TASK DIRECTIONS:
Your task is to repeat all of the data exactly while excluding the pictures.

ENTRIES:
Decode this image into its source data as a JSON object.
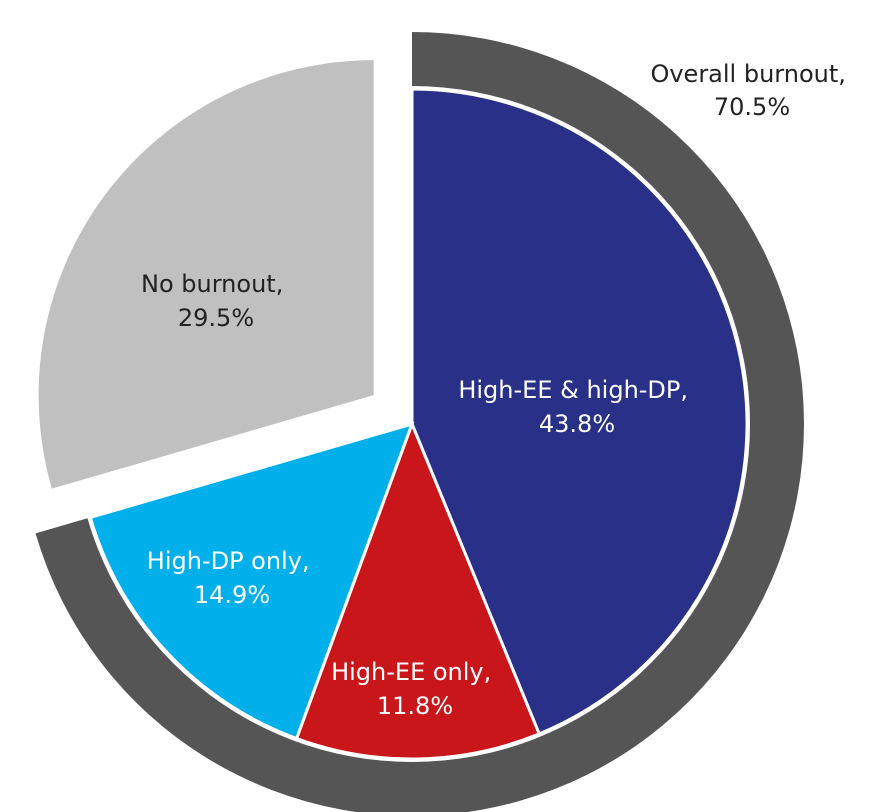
{
  "chart_data": {
    "type": "pie",
    "title": "",
    "slices": [
      {
        "key": "high_ee_dp",
        "line1": "High-EE & high-DP,",
        "line2": "43.8%",
        "value": 43.8,
        "color": "#283087",
        "text_color": "#ffffff"
      },
      {
        "key": "high_ee",
        "line1": "High-EE only,",
        "line2": "11.8%",
        "value": 11.8,
        "color": "#c8161b",
        "text_color": "#ffffff"
      },
      {
        "key": "high_dp",
        "line1": "High-DP only,",
        "line2": "14.9%",
        "value": 14.9,
        "color": "#01b0ea",
        "text_color": "#ffffff"
      },
      {
        "key": "no_burnout",
        "line1": "No burnout,",
        "line2": "29.5%",
        "value": 29.5,
        "color": "#c0c0c0",
        "text_color": "#222222",
        "exploded": true
      }
    ],
    "group": {
      "line1": "Overall burnout,",
      "line2": "70.5%",
      "value": 70.5,
      "ring_color": "#555555"
    }
  }
}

OUTPUT OF THE EXERCISE:
Decode this image into its source data as a JSON object.
{
  "chart_data": {
    "type": "pie",
    "title": "",
    "slices": [
      {
        "key": "high_ee_dp",
        "line1": "High-EE & high-DP,",
        "line2": "43.8%",
        "value": 43.8,
        "color": "#283087",
        "text_color": "#ffffff"
      },
      {
        "key": "high_ee",
        "line1": "High-EE only,",
        "line2": "11.8%",
        "value": 11.8,
        "color": "#c8161b",
        "text_color": "#ffffff"
      },
      {
        "key": "high_dp",
        "line1": "High-DP only,",
        "line2": "14.9%",
        "value": 14.9,
        "color": "#01b0ea",
        "text_color": "#ffffff"
      },
      {
        "key": "no_burnout",
        "line1": "No burnout,",
        "line2": "29.5%",
        "value": 29.5,
        "color": "#c0c0c0",
        "text_color": "#222222",
        "exploded": true
      }
    ],
    "group": {
      "line1": "Overall burnout,",
      "line2": "70.5%",
      "value": 70.5,
      "ring_color": "#555555"
    }
  }
}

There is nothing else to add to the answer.